* START Record extracts *
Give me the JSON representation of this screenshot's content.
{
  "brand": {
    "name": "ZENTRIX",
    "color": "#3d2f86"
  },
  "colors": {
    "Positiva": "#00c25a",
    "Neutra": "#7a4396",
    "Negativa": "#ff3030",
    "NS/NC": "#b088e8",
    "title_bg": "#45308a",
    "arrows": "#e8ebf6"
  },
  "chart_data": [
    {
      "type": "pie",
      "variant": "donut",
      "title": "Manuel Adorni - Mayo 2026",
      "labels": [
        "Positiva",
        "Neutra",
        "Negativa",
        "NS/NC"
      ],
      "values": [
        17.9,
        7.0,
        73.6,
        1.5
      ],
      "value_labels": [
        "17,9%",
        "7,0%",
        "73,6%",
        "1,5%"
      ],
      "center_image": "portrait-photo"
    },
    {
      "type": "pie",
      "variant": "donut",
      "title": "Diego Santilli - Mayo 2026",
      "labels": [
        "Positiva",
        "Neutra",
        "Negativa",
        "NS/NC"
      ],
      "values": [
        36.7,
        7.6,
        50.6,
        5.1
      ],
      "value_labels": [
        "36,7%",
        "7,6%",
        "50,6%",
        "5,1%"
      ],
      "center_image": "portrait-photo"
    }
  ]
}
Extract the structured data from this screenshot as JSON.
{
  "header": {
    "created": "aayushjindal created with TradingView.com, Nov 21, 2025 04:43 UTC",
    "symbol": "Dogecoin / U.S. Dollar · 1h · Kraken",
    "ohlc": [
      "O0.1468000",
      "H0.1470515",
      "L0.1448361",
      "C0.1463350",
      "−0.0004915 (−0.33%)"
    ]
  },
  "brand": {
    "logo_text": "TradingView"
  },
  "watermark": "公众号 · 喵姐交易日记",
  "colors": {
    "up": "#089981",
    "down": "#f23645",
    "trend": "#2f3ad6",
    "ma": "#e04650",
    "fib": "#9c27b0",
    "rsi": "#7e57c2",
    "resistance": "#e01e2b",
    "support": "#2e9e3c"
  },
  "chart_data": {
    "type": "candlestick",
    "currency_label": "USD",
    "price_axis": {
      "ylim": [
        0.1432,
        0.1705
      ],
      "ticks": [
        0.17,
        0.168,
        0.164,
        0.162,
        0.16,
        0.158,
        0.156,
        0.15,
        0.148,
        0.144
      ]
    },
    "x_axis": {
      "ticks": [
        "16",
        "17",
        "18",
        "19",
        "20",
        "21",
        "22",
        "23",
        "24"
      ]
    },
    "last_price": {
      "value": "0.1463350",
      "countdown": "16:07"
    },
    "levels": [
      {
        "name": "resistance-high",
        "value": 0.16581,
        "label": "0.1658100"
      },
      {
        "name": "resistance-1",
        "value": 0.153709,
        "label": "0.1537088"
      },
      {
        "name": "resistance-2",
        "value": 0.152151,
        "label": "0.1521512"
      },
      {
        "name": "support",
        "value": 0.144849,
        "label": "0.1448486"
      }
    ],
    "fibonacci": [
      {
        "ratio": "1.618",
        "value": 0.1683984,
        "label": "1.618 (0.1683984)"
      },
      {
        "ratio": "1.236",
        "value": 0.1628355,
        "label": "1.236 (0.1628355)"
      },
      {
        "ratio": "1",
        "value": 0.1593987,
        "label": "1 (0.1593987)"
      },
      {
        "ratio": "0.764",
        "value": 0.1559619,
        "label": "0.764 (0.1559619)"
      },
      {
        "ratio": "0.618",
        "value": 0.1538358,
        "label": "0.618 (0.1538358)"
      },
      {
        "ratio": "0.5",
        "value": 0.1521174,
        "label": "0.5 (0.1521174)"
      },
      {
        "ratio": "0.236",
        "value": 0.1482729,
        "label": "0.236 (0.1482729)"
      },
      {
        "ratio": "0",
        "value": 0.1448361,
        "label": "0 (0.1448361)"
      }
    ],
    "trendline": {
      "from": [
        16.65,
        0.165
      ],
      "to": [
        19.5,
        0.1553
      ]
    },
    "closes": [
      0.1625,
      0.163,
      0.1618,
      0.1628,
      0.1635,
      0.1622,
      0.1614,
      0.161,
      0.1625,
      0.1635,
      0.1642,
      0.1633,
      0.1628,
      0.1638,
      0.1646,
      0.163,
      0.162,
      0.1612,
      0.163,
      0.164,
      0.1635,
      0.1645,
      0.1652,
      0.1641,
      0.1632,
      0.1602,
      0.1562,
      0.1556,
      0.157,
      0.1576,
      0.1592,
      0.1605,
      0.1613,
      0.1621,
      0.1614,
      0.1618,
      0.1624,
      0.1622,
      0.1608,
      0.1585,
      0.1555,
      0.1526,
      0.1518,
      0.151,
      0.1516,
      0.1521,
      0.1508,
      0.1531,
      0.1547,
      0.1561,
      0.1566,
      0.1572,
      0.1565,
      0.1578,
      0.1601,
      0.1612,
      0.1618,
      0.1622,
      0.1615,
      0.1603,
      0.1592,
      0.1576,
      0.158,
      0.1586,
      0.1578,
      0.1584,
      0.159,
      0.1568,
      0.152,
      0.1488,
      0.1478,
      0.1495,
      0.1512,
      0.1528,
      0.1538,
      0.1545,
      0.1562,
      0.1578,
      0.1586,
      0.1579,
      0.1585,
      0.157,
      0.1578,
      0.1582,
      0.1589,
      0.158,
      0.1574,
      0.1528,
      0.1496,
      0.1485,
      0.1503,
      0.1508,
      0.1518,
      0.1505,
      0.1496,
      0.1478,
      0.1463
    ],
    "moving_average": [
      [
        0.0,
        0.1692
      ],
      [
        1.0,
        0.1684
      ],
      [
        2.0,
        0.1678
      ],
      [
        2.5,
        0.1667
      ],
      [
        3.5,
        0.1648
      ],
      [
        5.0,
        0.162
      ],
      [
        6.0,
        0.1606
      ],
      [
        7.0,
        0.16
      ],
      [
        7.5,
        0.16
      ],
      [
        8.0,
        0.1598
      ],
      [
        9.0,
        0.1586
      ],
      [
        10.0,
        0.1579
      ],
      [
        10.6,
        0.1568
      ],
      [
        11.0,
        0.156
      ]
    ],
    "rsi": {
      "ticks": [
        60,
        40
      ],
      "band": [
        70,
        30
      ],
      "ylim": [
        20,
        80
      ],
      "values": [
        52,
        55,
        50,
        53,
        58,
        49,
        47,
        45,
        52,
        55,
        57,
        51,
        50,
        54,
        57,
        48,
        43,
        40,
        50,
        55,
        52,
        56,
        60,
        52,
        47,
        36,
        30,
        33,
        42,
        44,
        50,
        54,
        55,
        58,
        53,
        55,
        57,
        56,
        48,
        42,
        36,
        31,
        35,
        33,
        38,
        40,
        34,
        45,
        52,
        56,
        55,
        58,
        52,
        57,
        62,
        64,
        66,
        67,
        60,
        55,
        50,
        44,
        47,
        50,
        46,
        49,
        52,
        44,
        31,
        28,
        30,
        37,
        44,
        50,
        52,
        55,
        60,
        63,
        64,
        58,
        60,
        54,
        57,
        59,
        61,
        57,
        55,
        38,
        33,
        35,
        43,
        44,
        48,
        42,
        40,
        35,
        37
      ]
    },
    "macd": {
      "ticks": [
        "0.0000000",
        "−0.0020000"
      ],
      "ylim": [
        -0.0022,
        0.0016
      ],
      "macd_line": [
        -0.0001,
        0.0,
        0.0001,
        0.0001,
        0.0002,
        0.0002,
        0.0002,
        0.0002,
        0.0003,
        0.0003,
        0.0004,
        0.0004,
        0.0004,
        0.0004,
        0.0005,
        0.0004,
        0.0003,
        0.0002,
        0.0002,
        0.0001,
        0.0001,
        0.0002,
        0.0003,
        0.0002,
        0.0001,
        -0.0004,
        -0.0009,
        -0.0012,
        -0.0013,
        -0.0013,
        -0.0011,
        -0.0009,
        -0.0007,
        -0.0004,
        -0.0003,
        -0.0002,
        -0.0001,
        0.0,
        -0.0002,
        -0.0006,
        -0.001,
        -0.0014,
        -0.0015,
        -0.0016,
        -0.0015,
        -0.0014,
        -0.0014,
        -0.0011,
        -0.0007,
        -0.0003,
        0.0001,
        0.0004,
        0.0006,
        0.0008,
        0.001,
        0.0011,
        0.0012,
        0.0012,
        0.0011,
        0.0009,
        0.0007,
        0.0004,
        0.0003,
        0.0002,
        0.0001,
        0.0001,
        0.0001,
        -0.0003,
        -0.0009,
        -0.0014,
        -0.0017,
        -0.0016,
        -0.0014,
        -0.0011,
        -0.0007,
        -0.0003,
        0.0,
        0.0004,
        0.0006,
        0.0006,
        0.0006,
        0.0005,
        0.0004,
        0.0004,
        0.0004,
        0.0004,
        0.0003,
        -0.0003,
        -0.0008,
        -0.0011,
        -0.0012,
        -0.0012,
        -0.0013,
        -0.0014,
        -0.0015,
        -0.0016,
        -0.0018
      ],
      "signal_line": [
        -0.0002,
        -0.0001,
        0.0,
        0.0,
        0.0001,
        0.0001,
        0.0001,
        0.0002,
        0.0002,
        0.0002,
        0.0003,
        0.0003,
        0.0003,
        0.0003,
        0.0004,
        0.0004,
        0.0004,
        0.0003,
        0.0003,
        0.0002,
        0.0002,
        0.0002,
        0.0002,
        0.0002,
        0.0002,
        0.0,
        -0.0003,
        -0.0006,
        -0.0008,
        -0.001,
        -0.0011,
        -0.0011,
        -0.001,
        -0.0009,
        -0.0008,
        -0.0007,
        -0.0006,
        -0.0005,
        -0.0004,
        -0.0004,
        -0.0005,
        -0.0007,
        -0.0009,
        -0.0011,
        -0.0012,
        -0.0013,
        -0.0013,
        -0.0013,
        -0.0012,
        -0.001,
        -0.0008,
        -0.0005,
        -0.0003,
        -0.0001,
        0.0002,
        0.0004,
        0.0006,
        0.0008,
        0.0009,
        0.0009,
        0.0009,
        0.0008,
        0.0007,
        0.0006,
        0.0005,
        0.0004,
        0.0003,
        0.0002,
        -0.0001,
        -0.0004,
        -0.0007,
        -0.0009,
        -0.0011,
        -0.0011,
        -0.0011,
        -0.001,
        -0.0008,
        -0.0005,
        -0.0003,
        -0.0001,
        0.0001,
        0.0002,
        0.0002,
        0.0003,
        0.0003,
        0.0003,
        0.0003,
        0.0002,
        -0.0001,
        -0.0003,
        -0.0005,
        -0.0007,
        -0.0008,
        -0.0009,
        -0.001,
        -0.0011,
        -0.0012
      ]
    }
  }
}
* END Record extracts *
Prompt » For the data above, state how many lines contain "this"; the number is the whole answer.

Problem solution » 2